— Start of GIVEN PASSAGE —

NDCLab / pepper-pipeline

tool | Python Easy Pre-Processing EEG Reproducible Pipeline
GNU Affero General Public License v3.0
3 stars 3 forks source link

final-reject ValueError #219

Open F-said opened 3 years ago

F-said commented 3 years ago

Describe the bug For the sub-NDARAB793GL3_ses-01_task-Video1_run-01_eeg file, the following error occurs during final_reject

ValueError: The least populated class in y has only 1 member, which is too few. The minimum number of groups for any class cannot be less than 2. Computing thresholds ...: 0%| | 0/129 [00:00<?, ?it/s]

Expected behavior No crashes should be expected during running of pipeline

Screenshots Entire error message is as follows:

File "C:\Users\saidmf\AppData\Roaming\Python\Python38\site-packages\joblib\parallel.py", line 827, in dispatch_one_batch
    tasks = self._ready_batches.get(block=False)
  File "C:\Users\saidmf\anaconda3\lib\queue.py", line 167, in get
    raise Empty
_queue.Empty

During handling of the above exception, another exception occurred:

Traceback (most recent call last):
  File "c:/Users/saidmf/Desktop/NDC/baseEEG/run.py", line 32, in <module>
    eeg_obj, outputs[idx] = getattr(preprocess, func)(eeg_obj, **params)
  File "c:\Users\saidmf\Desktop\NDC\baseEEG\scripts\preprocess\preprocess.py", line 292, in final_reject_epoch
    autoRej.fit(epochs)
  File "C:\Users\saidmf\anaconda3\lib\site-packages\autoreject\autoreject.py", line 985, in fit
    _run_local_reject_cv(epochs, thresh_func, this_picks,
  File "C:\Users\saidmf\anaconda3\lib\site-packages\autoreject\autoreject.py", line 747, in _run_local_reject_cv       
    local_reject.fit(epochs)
  File "C:\Users\saidmf\anaconda3\lib\site-packages\autoreject\autoreject.py", line 661, in fit
    self.threshes_ = self.thresh_func(
  File "C:\Users\saidmf\anaconda3\lib\site-packages\autoreject\autoreject.py", line 441, in _compute_thresholds        
    threshes = parallel(
  File "C:\Users\saidmf\AppData\Roaming\Python\Python38\site-packages\joblib\parallel.py", line 1048, in __call__      
    if self.dispatch_one_batch(iterator):
  File "C:\Users\saidmf\AppData\Roaming\Python\Python38\site-packages\joblib\parallel.py", line 866, in dispatch_one_batch
    self._dispatch(tasks)
  File "C:\Users\saidmf\AppData\Roaming\Python\Python38\site-packages\joblib\parallel.py", line 784, in _dispatch      
    job = self._backend.apply_async(batch, callback=cb)

— End of GIVEN PASSAGE —

-- TO BE DONE --
a. Reproduce the issue word for word, starting at "Expected behavior No" and ending at "tasks = self._ready_batches.get(block=False)".
b. Summarize the issue in two sentences.
c. According to the issue, under which license is the pepper-pipeline tool released?

— Start of RECORD LIST —

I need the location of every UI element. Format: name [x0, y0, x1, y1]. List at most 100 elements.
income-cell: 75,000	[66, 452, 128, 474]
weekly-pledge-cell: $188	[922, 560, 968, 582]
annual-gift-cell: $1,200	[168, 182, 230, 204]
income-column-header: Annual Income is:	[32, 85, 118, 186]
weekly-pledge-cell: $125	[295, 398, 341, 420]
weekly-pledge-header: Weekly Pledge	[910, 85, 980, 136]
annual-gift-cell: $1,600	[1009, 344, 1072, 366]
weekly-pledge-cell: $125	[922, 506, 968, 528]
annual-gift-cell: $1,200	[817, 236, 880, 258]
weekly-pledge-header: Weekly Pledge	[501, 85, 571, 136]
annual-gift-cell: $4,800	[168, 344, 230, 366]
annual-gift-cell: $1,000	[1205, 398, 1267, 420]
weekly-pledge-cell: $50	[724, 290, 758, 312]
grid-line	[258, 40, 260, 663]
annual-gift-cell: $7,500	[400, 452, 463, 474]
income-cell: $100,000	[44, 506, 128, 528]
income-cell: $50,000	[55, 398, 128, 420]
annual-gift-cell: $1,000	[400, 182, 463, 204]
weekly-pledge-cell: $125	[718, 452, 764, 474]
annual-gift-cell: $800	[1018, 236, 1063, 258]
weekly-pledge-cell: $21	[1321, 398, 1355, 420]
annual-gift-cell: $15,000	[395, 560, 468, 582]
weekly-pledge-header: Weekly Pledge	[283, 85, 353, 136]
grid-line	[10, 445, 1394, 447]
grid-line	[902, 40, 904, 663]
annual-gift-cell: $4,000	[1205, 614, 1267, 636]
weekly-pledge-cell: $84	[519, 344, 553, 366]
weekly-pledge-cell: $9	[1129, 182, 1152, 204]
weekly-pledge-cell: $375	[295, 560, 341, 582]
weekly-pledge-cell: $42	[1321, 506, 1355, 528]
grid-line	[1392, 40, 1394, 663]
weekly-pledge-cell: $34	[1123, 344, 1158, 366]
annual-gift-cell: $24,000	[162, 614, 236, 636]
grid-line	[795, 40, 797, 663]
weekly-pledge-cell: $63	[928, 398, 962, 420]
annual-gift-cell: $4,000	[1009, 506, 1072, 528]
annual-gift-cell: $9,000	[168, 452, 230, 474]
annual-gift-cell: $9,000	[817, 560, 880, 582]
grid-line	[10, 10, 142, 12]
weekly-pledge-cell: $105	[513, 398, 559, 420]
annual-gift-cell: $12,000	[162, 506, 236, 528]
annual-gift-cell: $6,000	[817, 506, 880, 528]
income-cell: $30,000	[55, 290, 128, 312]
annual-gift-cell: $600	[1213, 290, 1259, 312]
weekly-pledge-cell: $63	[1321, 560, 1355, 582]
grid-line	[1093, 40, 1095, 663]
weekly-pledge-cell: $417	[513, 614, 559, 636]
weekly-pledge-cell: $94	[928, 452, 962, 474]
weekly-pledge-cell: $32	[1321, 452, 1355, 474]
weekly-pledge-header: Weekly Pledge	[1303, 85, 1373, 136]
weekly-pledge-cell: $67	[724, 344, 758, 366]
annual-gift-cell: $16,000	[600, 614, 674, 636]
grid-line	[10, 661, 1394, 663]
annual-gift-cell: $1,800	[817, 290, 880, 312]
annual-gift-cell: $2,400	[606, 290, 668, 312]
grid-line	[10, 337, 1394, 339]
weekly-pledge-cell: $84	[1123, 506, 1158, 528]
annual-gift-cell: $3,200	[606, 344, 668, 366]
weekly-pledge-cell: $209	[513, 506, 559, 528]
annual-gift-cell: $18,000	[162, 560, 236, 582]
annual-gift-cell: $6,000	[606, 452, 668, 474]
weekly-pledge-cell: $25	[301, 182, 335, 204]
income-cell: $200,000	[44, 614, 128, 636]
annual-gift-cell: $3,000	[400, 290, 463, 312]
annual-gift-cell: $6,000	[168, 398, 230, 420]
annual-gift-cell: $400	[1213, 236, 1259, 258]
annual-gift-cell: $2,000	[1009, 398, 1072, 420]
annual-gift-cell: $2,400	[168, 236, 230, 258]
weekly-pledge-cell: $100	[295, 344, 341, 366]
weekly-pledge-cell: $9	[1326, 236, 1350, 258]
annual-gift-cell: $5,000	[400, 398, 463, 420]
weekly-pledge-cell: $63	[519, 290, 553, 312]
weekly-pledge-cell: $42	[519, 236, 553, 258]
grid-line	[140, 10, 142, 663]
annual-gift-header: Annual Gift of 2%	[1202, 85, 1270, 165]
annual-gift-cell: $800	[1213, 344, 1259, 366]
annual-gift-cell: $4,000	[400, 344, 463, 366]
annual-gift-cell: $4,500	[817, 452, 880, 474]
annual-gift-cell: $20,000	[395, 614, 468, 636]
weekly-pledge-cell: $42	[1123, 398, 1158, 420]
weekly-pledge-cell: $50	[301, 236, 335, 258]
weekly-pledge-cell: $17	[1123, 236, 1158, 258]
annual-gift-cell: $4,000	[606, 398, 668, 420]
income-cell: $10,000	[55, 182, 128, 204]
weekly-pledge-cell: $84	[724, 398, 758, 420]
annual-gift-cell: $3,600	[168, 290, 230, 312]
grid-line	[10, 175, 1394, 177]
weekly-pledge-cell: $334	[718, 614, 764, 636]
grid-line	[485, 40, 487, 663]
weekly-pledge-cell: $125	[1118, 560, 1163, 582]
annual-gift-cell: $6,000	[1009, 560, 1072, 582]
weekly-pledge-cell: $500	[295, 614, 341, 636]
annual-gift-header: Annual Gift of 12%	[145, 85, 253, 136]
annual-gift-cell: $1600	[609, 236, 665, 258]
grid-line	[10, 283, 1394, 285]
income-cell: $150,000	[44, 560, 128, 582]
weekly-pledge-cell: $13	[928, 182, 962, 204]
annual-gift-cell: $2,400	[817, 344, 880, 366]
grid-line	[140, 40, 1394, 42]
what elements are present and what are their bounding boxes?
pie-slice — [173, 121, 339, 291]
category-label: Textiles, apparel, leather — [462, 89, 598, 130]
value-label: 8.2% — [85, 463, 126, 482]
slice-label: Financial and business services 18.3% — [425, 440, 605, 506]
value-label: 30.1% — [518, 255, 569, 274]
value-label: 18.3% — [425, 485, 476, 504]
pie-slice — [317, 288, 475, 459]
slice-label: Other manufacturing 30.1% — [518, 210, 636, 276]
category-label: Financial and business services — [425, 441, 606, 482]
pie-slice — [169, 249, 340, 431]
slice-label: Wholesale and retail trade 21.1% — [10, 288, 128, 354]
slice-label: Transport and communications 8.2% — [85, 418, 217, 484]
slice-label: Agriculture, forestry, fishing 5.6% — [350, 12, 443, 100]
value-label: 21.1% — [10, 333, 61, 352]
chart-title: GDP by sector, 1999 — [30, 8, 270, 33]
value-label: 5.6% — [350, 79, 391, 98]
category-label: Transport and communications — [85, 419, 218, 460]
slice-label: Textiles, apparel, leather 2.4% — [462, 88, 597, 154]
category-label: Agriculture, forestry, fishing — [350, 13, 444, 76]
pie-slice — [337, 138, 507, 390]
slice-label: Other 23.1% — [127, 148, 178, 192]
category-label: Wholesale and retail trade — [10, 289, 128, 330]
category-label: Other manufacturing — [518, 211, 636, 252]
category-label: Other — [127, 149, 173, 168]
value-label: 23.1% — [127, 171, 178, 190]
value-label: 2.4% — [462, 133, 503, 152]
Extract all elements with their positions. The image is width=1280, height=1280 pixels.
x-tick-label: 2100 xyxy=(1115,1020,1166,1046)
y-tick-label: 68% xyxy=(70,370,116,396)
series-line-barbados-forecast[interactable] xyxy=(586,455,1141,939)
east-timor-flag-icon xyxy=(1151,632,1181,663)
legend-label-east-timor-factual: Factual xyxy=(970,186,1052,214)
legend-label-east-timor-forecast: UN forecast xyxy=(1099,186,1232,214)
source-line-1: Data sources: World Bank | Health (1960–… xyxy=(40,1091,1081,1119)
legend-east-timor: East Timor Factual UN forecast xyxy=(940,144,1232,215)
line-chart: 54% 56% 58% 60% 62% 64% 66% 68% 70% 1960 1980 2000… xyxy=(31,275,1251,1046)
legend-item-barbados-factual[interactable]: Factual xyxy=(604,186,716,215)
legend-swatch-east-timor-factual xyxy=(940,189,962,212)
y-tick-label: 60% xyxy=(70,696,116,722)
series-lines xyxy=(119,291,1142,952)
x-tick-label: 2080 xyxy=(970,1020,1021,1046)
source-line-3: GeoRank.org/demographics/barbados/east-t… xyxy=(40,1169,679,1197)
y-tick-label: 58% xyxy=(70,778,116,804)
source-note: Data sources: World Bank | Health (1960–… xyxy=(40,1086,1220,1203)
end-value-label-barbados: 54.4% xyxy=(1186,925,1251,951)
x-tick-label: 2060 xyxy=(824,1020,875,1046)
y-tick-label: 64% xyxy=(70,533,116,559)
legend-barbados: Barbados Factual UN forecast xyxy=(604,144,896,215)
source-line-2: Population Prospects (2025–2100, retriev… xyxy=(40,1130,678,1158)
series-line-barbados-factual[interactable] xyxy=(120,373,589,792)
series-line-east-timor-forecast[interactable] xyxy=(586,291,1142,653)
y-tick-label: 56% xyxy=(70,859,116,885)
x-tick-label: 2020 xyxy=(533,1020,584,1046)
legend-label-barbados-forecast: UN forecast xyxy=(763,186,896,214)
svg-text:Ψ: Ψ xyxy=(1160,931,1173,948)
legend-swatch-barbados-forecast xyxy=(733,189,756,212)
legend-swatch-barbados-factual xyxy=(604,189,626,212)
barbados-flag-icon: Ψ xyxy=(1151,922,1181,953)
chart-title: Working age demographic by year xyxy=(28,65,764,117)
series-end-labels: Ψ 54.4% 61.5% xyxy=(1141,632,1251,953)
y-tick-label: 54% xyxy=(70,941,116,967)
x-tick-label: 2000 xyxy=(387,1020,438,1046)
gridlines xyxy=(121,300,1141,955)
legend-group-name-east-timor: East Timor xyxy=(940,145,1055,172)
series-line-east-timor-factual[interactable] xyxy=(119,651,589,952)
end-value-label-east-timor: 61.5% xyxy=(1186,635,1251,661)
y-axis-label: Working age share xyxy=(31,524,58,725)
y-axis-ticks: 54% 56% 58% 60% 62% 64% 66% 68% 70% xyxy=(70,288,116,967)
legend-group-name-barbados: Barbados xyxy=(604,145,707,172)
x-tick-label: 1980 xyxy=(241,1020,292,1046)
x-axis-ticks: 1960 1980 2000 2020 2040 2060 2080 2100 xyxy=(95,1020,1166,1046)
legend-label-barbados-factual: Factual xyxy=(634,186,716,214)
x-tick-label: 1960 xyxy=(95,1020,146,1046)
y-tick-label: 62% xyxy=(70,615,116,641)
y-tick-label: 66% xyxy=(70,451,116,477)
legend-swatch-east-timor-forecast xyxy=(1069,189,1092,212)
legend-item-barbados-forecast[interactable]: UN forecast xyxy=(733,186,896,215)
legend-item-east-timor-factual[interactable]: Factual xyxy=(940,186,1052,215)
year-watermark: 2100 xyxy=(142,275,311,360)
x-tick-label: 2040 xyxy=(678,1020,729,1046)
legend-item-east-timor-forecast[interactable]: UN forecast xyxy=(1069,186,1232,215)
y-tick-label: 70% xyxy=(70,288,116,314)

— End of RECORD LIST —

-- RESULTS IN ORDER --
a.
Expected behavior No crashes should be expected during running of pipeline

Screenshots Entire error message is as follows:

File "C:\Users\saidmf\AppData\Roaming\Python\Python38\site-packages\joblib\parallel.py", line 827, in dispatch_one_batch
    tasks = self._ready_batches.get(block=False)

b. Running final_reject on the sub-NDARAB793GL3_ses-01_task-Video1_run-01_eeg file raises a ValueError stating that the least populated class in y has only 1 member. The expected behavior is that the pipeline runs without crashing, and the full error message traces the call through autoRej.fit(epochs) in final_reject_epoch.

c. GNU Affero General Public License v3.0